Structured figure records

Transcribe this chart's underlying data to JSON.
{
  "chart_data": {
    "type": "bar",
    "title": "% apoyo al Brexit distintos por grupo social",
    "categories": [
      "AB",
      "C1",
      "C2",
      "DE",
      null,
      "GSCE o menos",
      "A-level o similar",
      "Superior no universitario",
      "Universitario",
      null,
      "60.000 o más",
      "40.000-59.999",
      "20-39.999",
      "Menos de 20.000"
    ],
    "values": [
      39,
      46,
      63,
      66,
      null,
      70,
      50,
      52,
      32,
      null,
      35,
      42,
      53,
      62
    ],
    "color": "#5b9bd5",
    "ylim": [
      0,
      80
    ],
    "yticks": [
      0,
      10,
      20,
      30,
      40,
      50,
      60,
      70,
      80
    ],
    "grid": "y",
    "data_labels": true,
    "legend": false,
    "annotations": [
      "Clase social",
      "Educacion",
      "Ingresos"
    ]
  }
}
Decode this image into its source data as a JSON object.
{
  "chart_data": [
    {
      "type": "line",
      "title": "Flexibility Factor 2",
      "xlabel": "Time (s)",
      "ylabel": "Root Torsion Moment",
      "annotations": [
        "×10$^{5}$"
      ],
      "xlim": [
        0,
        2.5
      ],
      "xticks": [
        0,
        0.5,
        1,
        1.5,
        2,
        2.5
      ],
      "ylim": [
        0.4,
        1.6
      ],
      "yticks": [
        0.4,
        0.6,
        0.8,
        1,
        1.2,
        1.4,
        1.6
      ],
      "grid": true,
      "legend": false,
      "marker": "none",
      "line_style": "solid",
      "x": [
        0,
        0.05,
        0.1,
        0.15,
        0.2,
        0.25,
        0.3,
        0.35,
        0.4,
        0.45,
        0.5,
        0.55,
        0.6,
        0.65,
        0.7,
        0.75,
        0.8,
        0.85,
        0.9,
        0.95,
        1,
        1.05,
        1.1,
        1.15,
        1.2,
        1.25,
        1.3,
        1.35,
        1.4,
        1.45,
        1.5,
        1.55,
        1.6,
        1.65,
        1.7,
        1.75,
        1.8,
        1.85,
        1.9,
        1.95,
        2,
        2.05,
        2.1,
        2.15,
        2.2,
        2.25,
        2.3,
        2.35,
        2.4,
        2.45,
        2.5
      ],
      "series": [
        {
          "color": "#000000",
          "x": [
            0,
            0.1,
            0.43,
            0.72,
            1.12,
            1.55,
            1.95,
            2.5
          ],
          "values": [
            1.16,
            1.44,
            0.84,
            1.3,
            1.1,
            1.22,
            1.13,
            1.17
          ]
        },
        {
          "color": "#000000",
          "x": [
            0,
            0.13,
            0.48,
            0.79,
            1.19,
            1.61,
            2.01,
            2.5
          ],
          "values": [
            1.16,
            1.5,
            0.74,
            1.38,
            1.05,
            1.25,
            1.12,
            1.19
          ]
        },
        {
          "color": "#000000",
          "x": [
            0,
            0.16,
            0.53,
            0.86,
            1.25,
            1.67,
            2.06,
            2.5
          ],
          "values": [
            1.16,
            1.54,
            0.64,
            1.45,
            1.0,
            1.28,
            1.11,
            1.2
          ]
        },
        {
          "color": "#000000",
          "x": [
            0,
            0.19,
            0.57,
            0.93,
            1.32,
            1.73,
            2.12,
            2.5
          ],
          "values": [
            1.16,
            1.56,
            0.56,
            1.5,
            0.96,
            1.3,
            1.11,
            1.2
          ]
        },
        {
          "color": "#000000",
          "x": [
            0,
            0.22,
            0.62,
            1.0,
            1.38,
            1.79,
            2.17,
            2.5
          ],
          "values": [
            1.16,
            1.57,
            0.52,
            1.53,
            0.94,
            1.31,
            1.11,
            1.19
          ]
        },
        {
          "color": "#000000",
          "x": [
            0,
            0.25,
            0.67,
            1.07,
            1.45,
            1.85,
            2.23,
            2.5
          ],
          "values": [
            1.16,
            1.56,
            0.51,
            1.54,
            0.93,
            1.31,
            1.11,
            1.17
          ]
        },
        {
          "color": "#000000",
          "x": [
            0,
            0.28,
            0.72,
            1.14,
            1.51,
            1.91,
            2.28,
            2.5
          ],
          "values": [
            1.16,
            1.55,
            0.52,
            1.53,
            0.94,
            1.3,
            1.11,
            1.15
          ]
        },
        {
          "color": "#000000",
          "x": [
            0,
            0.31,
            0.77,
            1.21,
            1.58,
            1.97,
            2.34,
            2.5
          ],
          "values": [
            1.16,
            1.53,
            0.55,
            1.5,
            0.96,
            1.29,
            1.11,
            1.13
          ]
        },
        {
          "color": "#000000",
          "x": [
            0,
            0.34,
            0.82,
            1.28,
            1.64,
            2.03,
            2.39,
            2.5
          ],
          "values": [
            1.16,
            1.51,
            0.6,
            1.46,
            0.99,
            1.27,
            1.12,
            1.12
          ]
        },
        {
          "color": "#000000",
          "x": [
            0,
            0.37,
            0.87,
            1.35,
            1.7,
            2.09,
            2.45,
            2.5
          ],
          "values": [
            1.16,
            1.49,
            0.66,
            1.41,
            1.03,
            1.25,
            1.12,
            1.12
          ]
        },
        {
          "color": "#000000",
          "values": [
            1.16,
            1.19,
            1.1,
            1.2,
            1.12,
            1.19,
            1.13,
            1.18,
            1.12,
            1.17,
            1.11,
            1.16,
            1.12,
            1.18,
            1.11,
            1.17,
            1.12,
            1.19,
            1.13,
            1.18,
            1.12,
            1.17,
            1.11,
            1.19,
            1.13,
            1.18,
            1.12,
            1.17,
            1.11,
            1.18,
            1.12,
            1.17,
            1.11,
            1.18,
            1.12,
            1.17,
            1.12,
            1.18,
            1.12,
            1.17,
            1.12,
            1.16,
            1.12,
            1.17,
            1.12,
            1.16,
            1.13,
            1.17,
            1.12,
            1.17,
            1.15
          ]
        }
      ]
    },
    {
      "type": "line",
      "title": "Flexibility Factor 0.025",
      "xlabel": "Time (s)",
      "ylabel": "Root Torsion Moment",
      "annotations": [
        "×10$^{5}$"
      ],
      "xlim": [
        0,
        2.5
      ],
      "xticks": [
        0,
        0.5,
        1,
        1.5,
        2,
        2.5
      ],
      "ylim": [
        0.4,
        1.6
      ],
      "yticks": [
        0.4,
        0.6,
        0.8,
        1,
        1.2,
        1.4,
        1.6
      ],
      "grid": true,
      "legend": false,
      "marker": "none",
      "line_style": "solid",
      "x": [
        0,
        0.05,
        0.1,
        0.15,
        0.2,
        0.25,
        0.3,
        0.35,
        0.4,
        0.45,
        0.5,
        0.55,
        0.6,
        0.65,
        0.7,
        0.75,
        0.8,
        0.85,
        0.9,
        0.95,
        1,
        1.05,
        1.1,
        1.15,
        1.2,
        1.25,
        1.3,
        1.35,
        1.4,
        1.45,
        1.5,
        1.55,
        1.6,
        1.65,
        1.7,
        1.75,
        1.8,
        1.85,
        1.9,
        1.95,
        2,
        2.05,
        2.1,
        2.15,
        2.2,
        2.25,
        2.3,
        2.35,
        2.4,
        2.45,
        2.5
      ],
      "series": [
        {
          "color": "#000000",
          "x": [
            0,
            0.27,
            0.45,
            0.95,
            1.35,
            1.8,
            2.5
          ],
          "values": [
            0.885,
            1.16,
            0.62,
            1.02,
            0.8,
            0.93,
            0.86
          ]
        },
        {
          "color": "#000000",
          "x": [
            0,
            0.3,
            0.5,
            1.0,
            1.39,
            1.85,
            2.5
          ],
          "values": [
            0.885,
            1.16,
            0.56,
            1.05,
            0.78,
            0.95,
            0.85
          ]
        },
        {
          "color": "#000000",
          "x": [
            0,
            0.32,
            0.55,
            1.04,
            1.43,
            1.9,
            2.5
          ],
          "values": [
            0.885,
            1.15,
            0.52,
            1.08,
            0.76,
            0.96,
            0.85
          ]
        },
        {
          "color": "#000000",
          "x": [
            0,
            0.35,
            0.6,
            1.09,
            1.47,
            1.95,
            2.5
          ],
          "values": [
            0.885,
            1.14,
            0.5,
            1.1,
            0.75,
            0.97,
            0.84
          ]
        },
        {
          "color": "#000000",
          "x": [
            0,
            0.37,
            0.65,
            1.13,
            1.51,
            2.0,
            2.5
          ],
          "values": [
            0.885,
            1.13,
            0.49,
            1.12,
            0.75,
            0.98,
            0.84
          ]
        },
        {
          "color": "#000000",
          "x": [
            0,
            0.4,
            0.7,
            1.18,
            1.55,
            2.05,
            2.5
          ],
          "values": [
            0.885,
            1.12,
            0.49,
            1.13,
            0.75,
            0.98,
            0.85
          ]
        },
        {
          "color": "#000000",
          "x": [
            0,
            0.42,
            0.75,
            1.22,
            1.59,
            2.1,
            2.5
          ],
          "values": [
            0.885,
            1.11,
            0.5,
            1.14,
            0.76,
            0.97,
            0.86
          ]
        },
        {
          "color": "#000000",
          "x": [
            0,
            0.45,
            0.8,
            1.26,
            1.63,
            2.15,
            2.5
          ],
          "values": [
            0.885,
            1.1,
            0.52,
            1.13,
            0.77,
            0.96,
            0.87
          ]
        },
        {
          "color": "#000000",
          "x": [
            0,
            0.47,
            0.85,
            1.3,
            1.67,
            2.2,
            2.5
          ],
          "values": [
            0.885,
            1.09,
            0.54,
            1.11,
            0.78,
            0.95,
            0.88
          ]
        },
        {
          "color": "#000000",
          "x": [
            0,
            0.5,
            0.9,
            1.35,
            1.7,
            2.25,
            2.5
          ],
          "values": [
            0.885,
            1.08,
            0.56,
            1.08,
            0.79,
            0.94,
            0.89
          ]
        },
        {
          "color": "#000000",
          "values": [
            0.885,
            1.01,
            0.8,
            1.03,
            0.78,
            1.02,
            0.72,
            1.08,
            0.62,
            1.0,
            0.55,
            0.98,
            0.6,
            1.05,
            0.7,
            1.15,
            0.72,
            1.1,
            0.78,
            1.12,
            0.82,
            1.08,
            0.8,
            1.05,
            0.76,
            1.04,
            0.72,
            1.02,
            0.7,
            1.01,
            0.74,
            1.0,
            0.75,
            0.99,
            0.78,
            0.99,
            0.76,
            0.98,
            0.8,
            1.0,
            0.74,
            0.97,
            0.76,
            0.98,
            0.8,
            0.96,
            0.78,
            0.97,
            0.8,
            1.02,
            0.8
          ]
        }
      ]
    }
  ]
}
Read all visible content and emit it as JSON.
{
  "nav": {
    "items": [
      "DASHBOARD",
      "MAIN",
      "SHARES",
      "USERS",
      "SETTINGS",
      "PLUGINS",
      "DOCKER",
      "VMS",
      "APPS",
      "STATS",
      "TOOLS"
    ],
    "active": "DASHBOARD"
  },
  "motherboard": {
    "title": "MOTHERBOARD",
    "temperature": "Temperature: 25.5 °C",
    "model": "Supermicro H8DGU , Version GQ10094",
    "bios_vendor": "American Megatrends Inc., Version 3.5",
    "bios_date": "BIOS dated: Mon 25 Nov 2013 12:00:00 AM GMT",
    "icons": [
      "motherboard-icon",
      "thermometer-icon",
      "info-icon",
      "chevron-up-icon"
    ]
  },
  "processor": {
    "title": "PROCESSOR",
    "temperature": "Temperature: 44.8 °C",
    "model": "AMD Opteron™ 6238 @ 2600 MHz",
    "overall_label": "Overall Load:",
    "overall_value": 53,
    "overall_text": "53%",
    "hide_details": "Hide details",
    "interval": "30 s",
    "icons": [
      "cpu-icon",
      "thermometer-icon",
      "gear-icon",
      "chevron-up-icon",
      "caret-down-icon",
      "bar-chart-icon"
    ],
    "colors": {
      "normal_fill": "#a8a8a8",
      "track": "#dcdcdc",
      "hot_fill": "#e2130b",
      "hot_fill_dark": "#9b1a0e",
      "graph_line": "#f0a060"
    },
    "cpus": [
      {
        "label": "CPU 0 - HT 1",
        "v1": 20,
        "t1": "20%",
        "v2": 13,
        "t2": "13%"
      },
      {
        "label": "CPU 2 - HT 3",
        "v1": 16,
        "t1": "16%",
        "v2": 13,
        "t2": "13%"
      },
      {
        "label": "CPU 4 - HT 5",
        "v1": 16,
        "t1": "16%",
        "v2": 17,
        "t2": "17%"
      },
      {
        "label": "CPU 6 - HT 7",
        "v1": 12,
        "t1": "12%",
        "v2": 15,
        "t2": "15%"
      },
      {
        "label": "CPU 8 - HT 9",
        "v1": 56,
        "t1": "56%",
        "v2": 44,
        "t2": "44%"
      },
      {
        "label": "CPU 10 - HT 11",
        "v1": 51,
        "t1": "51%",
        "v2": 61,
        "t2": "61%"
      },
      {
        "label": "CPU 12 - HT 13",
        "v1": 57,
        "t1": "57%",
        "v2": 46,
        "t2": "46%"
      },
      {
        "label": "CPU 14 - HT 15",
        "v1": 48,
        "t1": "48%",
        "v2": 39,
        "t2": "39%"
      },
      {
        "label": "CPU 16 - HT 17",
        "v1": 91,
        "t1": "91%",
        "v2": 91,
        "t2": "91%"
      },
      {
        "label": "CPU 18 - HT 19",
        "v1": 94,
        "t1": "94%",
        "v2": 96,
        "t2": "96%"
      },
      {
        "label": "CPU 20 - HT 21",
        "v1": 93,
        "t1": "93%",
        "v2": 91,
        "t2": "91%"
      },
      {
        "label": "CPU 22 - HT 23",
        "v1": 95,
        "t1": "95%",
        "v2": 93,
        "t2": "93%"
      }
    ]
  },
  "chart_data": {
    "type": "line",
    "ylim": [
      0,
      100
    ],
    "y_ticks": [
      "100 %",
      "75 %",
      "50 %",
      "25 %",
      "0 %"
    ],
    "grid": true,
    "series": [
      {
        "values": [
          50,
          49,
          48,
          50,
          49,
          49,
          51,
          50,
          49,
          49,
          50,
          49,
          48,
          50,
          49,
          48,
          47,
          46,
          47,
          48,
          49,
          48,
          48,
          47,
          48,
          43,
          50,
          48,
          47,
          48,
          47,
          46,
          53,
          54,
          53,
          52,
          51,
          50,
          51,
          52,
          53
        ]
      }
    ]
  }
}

• [TASK PROMPT]:
Check every line in the material above for the string "this", then give only the number of lines that have it.

• [CORRECT OUTPUT]:
2